= WHAT YOU ARE ASKED TO DO =
How many lines of these entries include the string "enabled"? State the number alone.

**** MATERIAL SUPPLIED

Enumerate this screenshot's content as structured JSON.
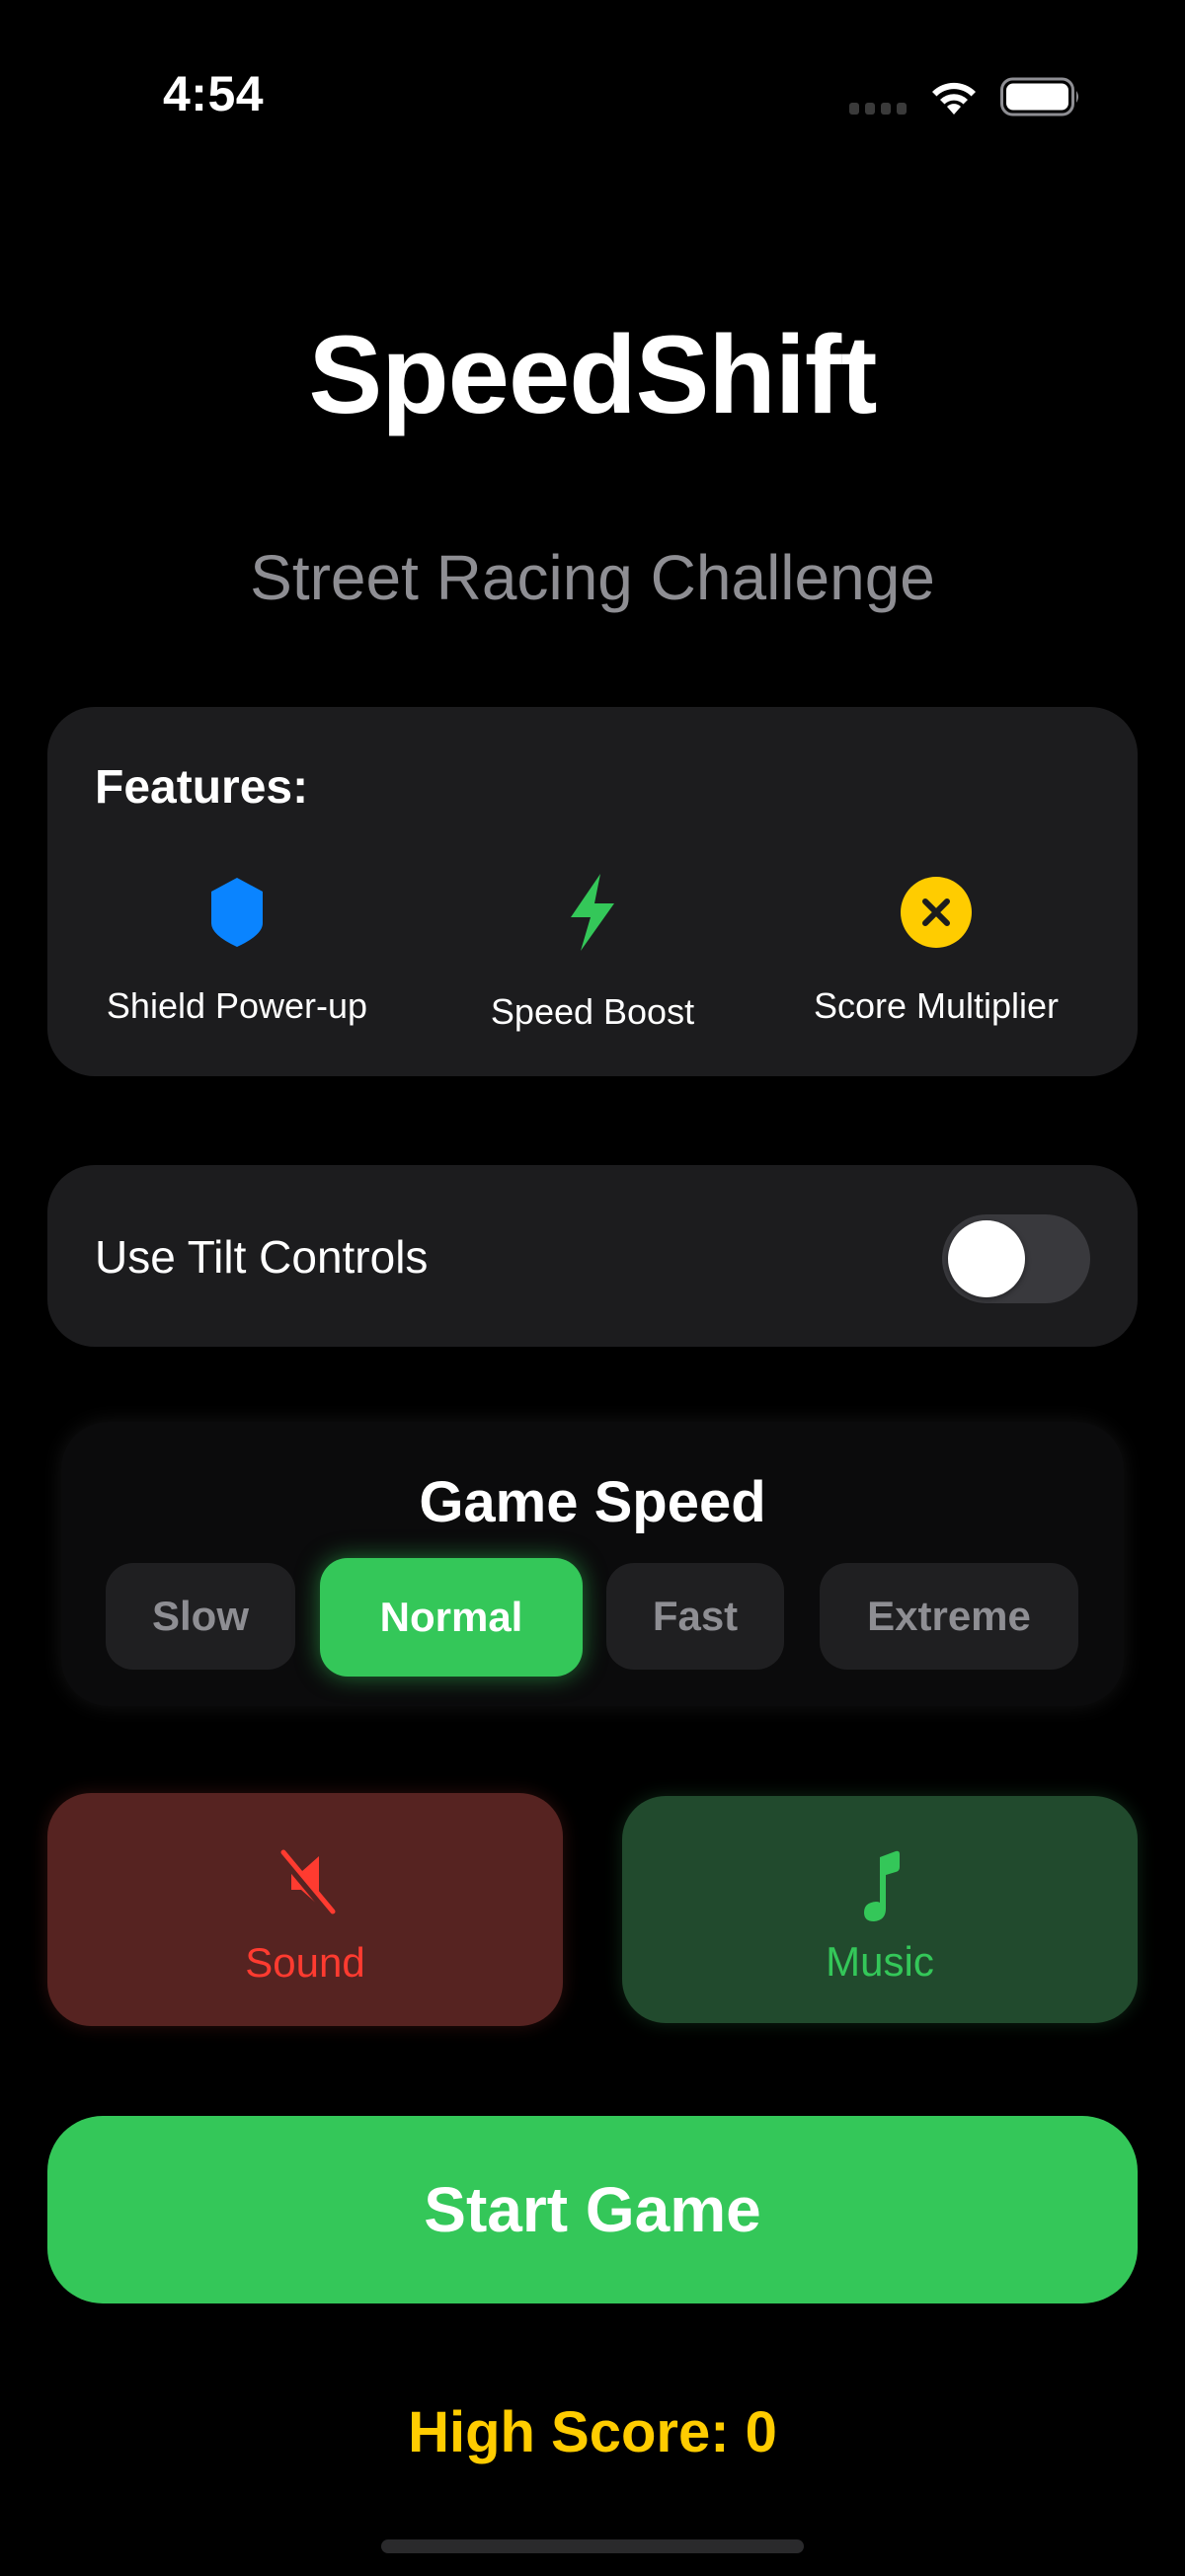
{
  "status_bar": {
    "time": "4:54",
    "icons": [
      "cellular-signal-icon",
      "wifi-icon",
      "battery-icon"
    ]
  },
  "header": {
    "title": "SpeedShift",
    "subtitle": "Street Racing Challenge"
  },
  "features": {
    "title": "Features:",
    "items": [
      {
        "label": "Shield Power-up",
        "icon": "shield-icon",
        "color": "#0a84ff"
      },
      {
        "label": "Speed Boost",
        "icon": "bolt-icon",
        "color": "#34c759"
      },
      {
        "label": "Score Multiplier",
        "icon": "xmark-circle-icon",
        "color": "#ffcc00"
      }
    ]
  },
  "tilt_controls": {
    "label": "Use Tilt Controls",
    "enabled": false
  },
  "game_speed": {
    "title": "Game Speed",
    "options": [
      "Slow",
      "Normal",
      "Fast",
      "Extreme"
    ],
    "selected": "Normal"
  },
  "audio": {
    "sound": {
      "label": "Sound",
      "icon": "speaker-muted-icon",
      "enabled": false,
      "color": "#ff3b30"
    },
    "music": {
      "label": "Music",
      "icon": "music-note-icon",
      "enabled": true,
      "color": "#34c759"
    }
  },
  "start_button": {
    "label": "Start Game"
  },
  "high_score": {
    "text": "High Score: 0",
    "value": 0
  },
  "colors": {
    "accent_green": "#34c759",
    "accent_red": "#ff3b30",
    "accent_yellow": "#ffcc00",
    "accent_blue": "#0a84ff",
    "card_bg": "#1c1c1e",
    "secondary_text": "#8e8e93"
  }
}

********

= THE SOLUTION =
3